### Data to use
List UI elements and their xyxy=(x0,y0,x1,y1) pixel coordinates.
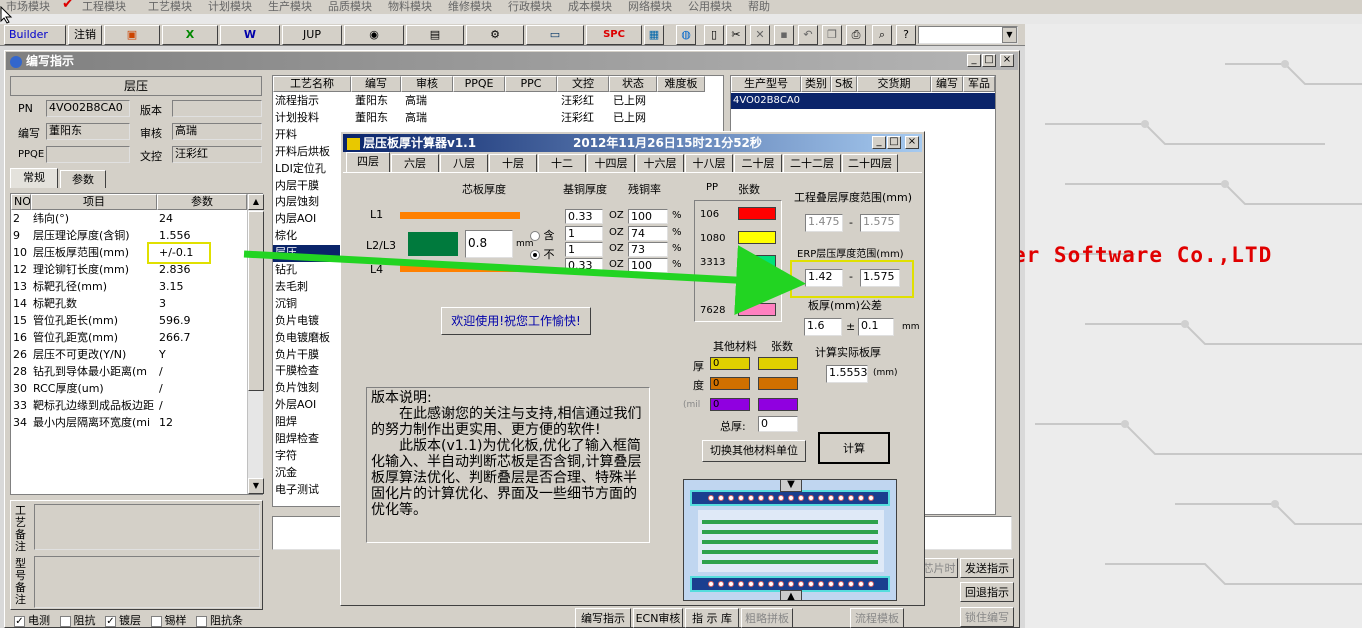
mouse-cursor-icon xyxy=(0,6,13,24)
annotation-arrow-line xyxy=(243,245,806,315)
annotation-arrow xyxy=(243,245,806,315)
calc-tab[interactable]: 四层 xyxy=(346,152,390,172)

### Written problem
Retype the data above line for line without changing anything, and leave out the picture.

### Finished exercise
List UI elements and their xyxy=(x0,y0,x1,y1) pixel coordinates.
mouse-cursor-icon xyxy=(0,6,13,24)
annotation-arrow-line xyxy=(243,245,806,315)
annotation-arrow xyxy=(243,245,806,315)
calc-tab[interactable]: 四层 xyxy=(346,152,390,172)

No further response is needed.